-- begin --
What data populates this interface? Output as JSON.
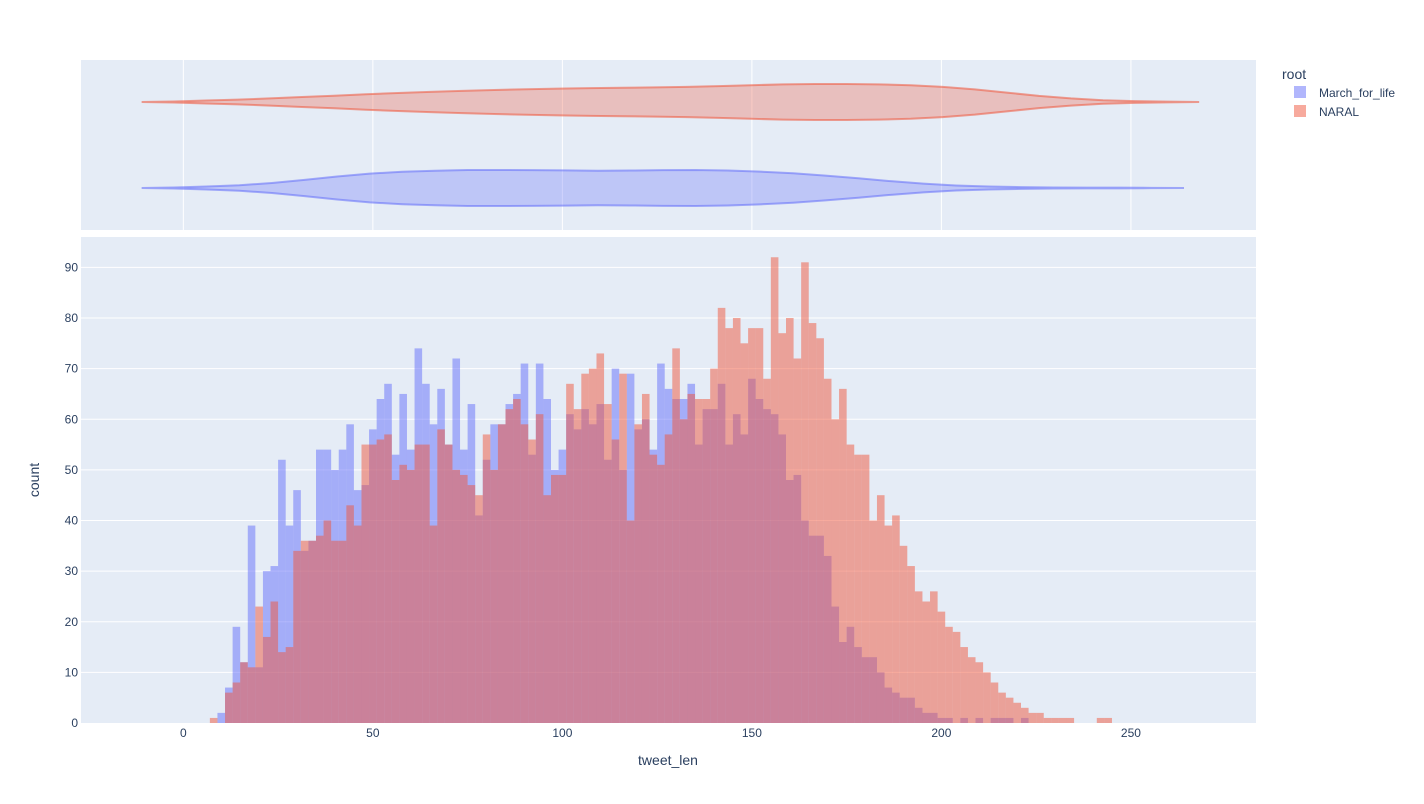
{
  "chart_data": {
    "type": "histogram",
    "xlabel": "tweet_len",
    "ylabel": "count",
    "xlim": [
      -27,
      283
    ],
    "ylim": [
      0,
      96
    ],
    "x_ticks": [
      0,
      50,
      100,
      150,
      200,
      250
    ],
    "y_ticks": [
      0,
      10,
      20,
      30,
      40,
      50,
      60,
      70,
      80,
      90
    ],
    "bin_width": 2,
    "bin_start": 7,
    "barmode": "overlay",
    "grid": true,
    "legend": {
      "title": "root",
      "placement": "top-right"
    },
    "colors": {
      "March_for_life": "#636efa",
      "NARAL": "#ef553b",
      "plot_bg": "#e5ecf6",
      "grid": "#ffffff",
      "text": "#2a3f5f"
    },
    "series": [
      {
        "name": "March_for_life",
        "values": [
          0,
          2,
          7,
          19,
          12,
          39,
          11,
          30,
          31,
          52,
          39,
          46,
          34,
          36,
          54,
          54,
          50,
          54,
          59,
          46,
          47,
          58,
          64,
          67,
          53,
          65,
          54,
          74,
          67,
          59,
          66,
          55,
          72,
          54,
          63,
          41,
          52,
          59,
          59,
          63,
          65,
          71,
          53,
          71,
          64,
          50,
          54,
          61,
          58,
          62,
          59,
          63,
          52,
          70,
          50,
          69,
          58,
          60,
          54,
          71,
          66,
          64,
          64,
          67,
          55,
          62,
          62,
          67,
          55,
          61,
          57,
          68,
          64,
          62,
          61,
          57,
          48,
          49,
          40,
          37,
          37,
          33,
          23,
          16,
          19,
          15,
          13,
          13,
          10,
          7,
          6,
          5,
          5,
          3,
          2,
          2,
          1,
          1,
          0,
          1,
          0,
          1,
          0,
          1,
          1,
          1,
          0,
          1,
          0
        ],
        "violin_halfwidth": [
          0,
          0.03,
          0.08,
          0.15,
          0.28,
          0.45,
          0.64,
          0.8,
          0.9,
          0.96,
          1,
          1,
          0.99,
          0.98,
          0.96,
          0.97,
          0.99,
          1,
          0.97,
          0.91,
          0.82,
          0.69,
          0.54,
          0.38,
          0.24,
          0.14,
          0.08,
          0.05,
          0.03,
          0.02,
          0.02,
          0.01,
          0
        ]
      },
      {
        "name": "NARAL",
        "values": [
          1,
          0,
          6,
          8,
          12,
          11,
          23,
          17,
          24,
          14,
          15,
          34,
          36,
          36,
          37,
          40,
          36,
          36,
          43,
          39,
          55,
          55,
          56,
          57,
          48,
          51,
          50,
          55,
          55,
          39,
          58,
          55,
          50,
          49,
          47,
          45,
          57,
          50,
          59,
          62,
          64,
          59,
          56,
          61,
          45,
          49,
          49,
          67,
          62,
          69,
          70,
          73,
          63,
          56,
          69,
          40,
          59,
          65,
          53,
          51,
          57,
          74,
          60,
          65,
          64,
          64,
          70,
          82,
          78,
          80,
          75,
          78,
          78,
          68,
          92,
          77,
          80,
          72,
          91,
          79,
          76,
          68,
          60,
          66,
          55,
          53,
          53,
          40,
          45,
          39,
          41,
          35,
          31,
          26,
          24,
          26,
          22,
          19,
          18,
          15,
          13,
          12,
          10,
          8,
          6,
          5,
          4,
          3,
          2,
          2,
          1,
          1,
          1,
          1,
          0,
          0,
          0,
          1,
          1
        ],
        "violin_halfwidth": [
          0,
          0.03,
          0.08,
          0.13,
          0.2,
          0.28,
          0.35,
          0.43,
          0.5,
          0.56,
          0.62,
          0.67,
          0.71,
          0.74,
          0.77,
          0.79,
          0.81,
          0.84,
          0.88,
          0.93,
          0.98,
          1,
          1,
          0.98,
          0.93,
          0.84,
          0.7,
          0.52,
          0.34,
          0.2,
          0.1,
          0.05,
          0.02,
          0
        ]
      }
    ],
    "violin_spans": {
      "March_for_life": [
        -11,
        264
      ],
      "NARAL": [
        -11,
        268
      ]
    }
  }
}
-- end --
[Exercise description]:
Transcribe each line above verbatim, with the pictures left out.

[Output of the task]:
What data populates this interface? Output as JSON.
{
  "chart_data": {
    "type": "histogram",
    "xlabel": "tweet_len",
    "ylabel": "count",
    "xlim": [
      -27,
      283
    ],
    "ylim": [
      0,
      96
    ],
    "x_ticks": [
      0,
      50,
      100,
      150,
      200,
      250
    ],
    "y_ticks": [
      0,
      10,
      20,
      30,
      40,
      50,
      60,
      70,
      80,
      90
    ],
    "bin_width": 2,
    "bin_start": 7,
    "barmode": "overlay",
    "grid": true,
    "legend": {
      "title": "root",
      "placement": "top-right"
    },
    "colors": {
      "March_for_life": "#636efa",
      "NARAL": "#ef553b",
      "plot_bg": "#e5ecf6",
      "grid": "#ffffff",
      "text": "#2a3f5f"
    },
    "series": [
      {
        "name": "March_for_life",
        "values": [
          0,
          2,
          7,
          19,
          12,
          39,
          11,
          30,
          31,
          52,
          39,
          46,
          34,
          36,
          54,
          54,
          50,
          54,
          59,
          46,
          47,
          58,
          64,
          67,
          53,
          65,
          54,
          74,
          67,
          59,
          66,
          55,
          72,
          54,
          63,
          41,
          52,
          59,
          59,
          63,
          65,
          71,
          53,
          71,
          64,
          50,
          54,
          61,
          58,
          62,
          59,
          63,
          52,
          70,
          50,
          69,
          58,
          60,
          54,
          71,
          66,
          64,
          64,
          67,
          55,
          62,
          62,
          67,
          55,
          61,
          57,
          68,
          64,
          62,
          61,
          57,
          48,
          49,
          40,
          37,
          37,
          33,
          23,
          16,
          19,
          15,
          13,
          13,
          10,
          7,
          6,
          5,
          5,
          3,
          2,
          2,
          1,
          1,
          0,
          1,
          0,
          1,
          0,
          1,
          1,
          1,
          0,
          1,
          0
        ],
        "violin_halfwidth": [
          0,
          0.03,
          0.08,
          0.15,
          0.28,
          0.45,
          0.64,
          0.8,
          0.9,
          0.96,
          1,
          1,
          0.99,
          0.98,
          0.96,
          0.97,
          0.99,
          1,
          0.97,
          0.91,
          0.82,
          0.69,
          0.54,
          0.38,
          0.24,
          0.14,
          0.08,
          0.05,
          0.03,
          0.02,
          0.02,
          0.01,
          0
        ]
      },
      {
        "name": "NARAL",
        "values": [
          1,
          0,
          6,
          8,
          12,
          11,
          23,
          17,
          24,
          14,
          15,
          34,
          36,
          36,
          37,
          40,
          36,
          36,
          43,
          39,
          55,
          55,
          56,
          57,
          48,
          51,
          50,
          55,
          55,
          39,
          58,
          55,
          50,
          49,
          47,
          45,
          57,
          50,
          59,
          62,
          64,
          59,
          56,
          61,
          45,
          49,
          49,
          67,
          62,
          69,
          70,
          73,
          63,
          56,
          69,
          40,
          59,
          65,
          53,
          51,
          57,
          74,
          60,
          65,
          64,
          64,
          70,
          82,
          78,
          80,
          75,
          78,
          78,
          68,
          92,
          77,
          80,
          72,
          91,
          79,
          76,
          68,
          60,
          66,
          55,
          53,
          53,
          40,
          45,
          39,
          41,
          35,
          31,
          26,
          24,
          26,
          22,
          19,
          18,
          15,
          13,
          12,
          10,
          8,
          6,
          5,
          4,
          3,
          2,
          2,
          1,
          1,
          1,
          1,
          0,
          0,
          0,
          1,
          1
        ],
        "violin_halfwidth": [
          0,
          0.03,
          0.08,
          0.13,
          0.2,
          0.28,
          0.35,
          0.43,
          0.5,
          0.56,
          0.62,
          0.67,
          0.71,
          0.74,
          0.77,
          0.79,
          0.81,
          0.84,
          0.88,
          0.93,
          0.98,
          1,
          1,
          0.98,
          0.93,
          0.84,
          0.7,
          0.52,
          0.34,
          0.2,
          0.1,
          0.05,
          0.02,
          0
        ]
      }
    ],
    "violin_spans": {
      "March_for_life": [
        -11,
        264
      ],
      "NARAL": [
        -11,
        268
      ]
    }
  }
}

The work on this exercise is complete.